> [Directions]
Gather, from the listing beneath this task, every line holding the string "Insulele".

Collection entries

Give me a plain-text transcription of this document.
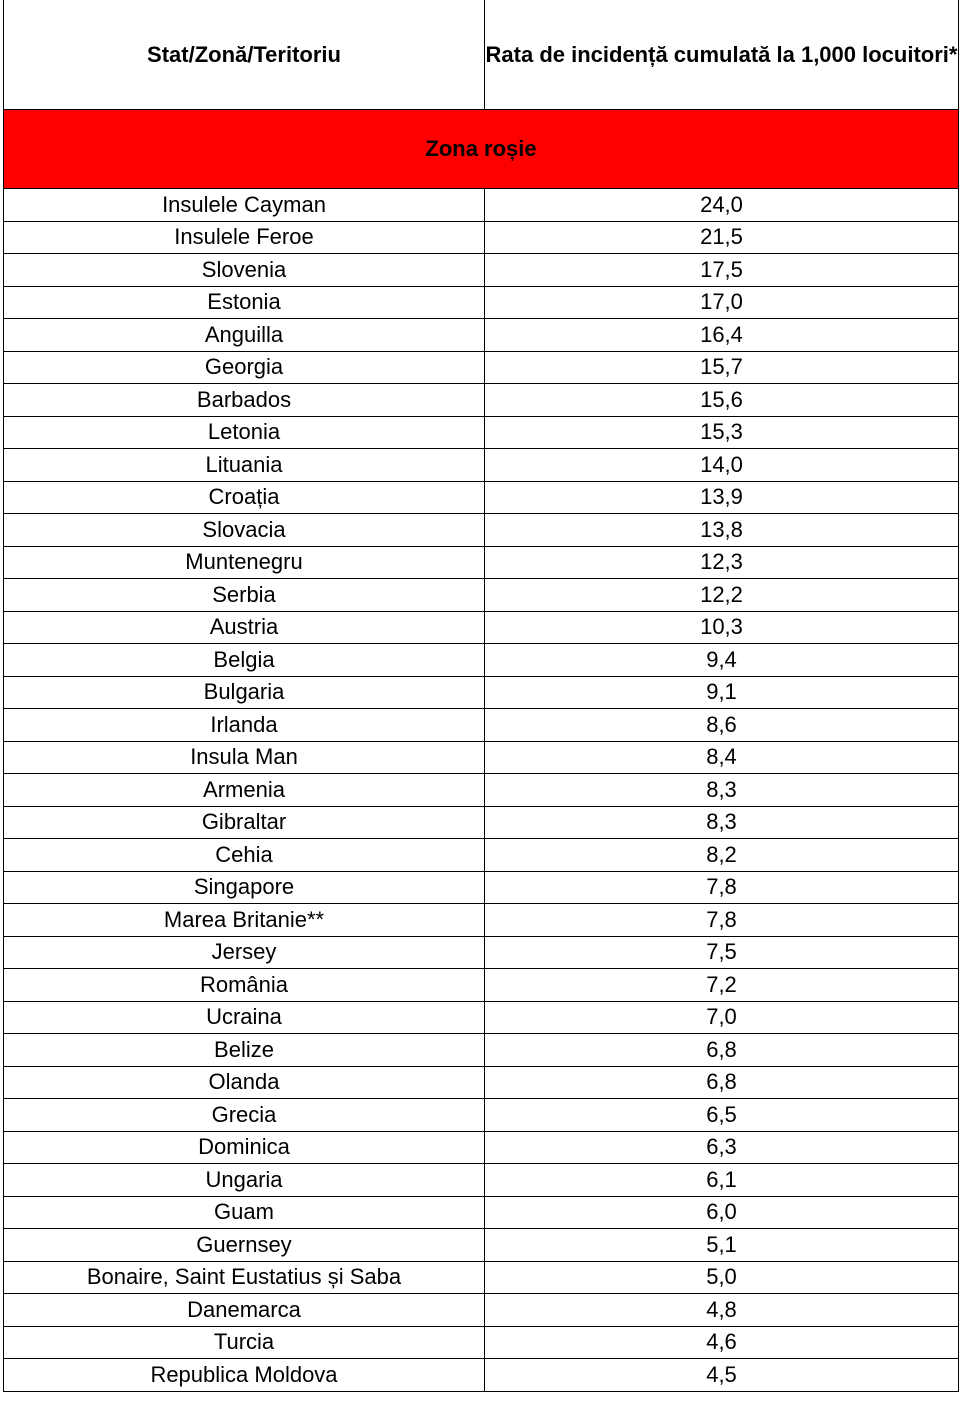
Stat/Zonă/Teritoriu	Rata de incidență cumulată la 1,000 locuitori*
Zona roșie	
Insulele Cayman	24,0
Insulele Feroe	21,5
Slovenia	17,5
Estonia	17,0
Anguilla	16,4
Georgia	15,7
Barbados	15,6
Letonia	15,3
Lituania	14,0
Croația	13,9
Slovacia	13,8
Muntenegru	12,3
Serbia	12,2
Austria	10,3
Belgia	9,4
Bulgaria	9,1
Irlanda	8,6
Insula Man	8,4
Armenia	8,3
Gibraltar	8,3
Cehia	8,2
Singapore	7,8
Marea Britanie**	7,8
Jersey	7,5
România	7,2
Ucraina	7,0
Belize	6,8
Olanda	6,8
Grecia	6,5
Dominica	6,3
Ungaria	6,1
Guam	6,0
Guernsey	5,1
Bonaire, Saint Eustatius și Saba	5,0
Danemarca	4,8
Turcia	4,6
Republica Moldova	4,5
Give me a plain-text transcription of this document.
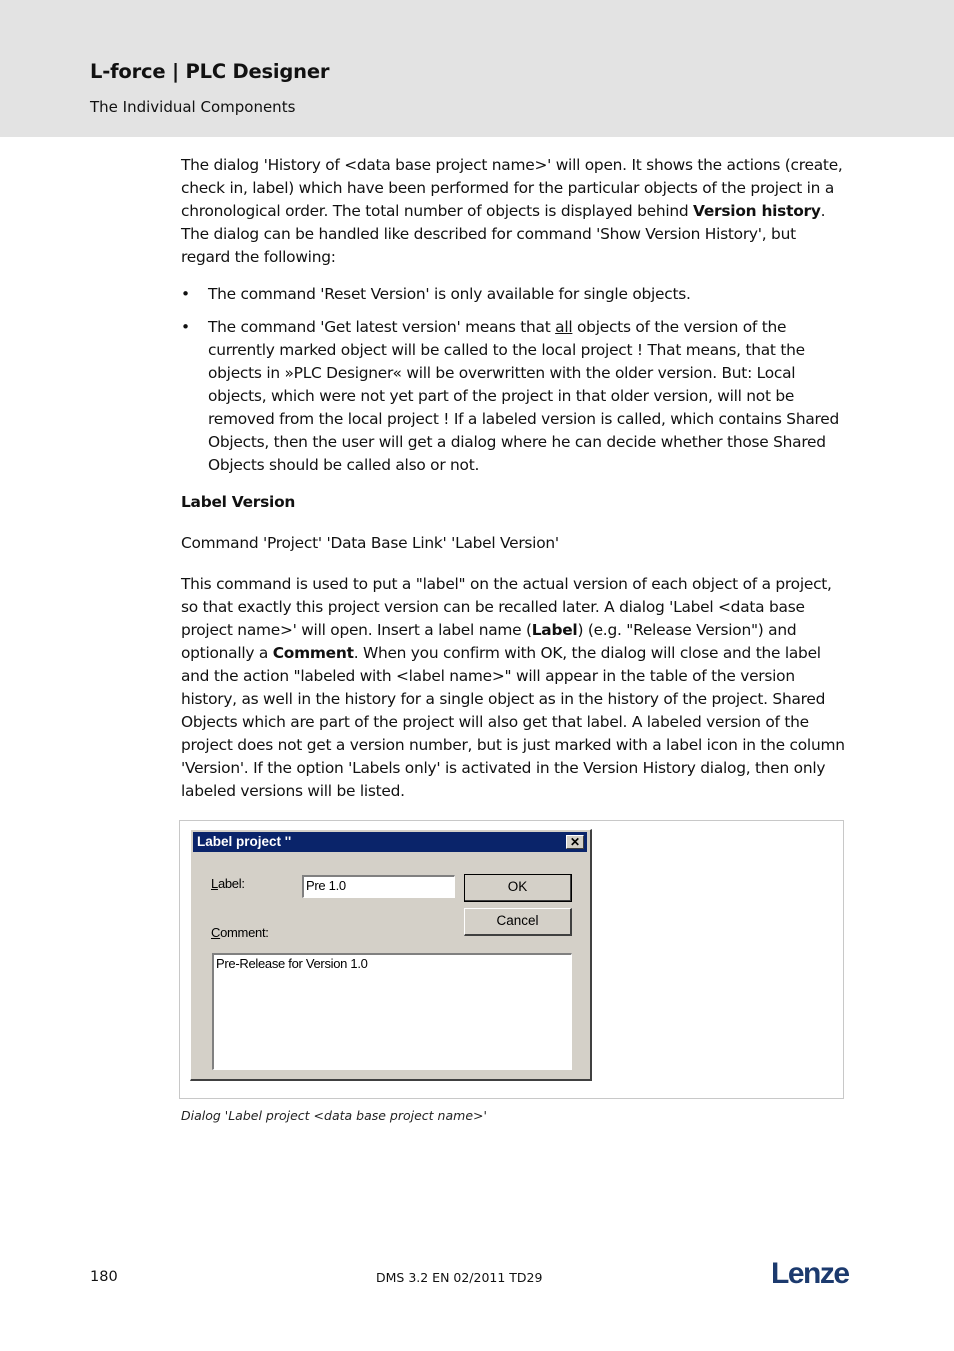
L-force | PLC Designer
The Individual Components

The dialog 'History of <data base project name>' will open. It shows the actions (create, check in, label) which have been performed for the particular objects of the project in a chronological order. The total number of objects is displayed behind Version history. The dialog can be handled like described for command 'Show Version History', but regard the following:

• The command 'Reset Version' is only available for single objects.
• The command 'Get latest version' means that all objects of the version of the currently marked object will be called to the local project ! That means, that the objects in »PLC Designer« will be overwritten with the older version. But: Local objects, which were not yet part of the project in that older version, will not be removed from the local project ! If a labeled version is called, which contains Shared Objects, then the user will get a dialog where he can decide whether those Shared Objects should be called also or not.

Label Version

Command 'Project' 'Data Base Link' 'Label Version'

This command is used to put a "label" on the actual version of each object of a project, so that exactly this project version can be recalled later. A dialog 'Label <data base project name>' will open. Insert a label name (Label) (e.g. "Release Version") and optionally a Comment. When you confirm with OK, the dialog will close and the label and the action "labeled with <label name>" will appear in the table of the version history, as well in the history for a single object as in the history of the project. Shared Objects which are part of the project will also get that label. A labeled version of the project does not get a version number, but is just marked with a label icon in the column 'Version'. If the option 'Labels only' is activated in the Version History dialog, then only labeled versions will be listed.

Label project ''	✕
Label:	Pre 1.0	OK
Cancel
Comment:
Pre-Release for Version 1.0
Dialog 'Label project <data base project name>'
180	DMS 3.2 EN 02/2011 TD29	Lenze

> [Solution to the exercise]
Insulele Cayman	24,0
Insulele Feroe	21,5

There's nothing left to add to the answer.